- **TASK STATEMENT**: Could you output each line of the data that follows exactly?

- **DATA FOR THE TASK**:
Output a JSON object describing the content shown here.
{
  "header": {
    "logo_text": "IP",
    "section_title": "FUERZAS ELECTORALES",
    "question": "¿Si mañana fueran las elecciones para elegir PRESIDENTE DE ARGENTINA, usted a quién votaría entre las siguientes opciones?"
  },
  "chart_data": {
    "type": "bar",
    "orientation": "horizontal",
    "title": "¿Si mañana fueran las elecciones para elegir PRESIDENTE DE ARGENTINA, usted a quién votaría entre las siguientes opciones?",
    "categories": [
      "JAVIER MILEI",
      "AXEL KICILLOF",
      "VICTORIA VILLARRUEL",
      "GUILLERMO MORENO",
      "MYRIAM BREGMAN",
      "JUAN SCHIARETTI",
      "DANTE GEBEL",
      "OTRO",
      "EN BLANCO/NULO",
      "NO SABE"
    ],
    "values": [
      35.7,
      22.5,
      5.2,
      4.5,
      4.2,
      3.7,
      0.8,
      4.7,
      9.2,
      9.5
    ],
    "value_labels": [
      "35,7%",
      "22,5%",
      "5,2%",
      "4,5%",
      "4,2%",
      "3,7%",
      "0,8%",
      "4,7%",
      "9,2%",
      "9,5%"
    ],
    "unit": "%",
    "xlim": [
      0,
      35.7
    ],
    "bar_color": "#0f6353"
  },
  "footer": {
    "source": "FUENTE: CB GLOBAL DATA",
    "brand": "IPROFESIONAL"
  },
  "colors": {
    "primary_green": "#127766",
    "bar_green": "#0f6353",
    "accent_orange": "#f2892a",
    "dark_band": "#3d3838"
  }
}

- **COMPLETE OUTPUT**:
Output a JSON object describing the content shown here.
{
  "header": {
    "logo_text": "IP",
    "section_title": "FUERZAS ELECTORALES",
    "question": "¿Si mañana fueran las elecciones para elegir PRESIDENTE DE ARGENTINA, usted a quién votaría entre las siguientes opciones?"
  },
  "chart_data": {
    "type": "bar",
    "orientation": "horizontal",
    "title": "¿Si mañana fueran las elecciones para elegir PRESIDENTE DE ARGENTINA, usted a quién votaría entre las siguientes opciones?",
    "categories": [
      "JAVIER MILEI",
      "AXEL KICILLOF",
      "VICTORIA VILLARRUEL",
      "GUILLERMO MORENO",
      "MYRIAM BREGMAN",
      "JUAN SCHIARETTI",
      "DANTE GEBEL",
      "OTRO",
      "EN BLANCO/NULO",
      "NO SABE"
    ],
    "values": [
      35.7,
      22.5,
      5.2,
      4.5,
      4.2,
      3.7,
      0.8,
      4.7,
      9.2,
      9.5
    ],
    "value_labels": [
      "35,7%",
      "22,5%",
      "5,2%",
      "4,5%",
      "4,2%",
      "3,7%",
      "0,8%",
      "4,7%",
      "9,2%",
      "9,5%"
    ],
    "unit": "%",
    "xlim": [
      0,
      35.7
    ],
    "bar_color": "#0f6353"
  },
  "footer": {
    "source": "FUENTE: CB GLOBAL DATA",
    "brand": "IPROFESIONAL"
  },
  "colors": {
    "primary_green": "#127766",
    "bar_green": "#0f6353",
    "accent_orange": "#f2892a",
    "dark_band": "#3d3838"
  }
}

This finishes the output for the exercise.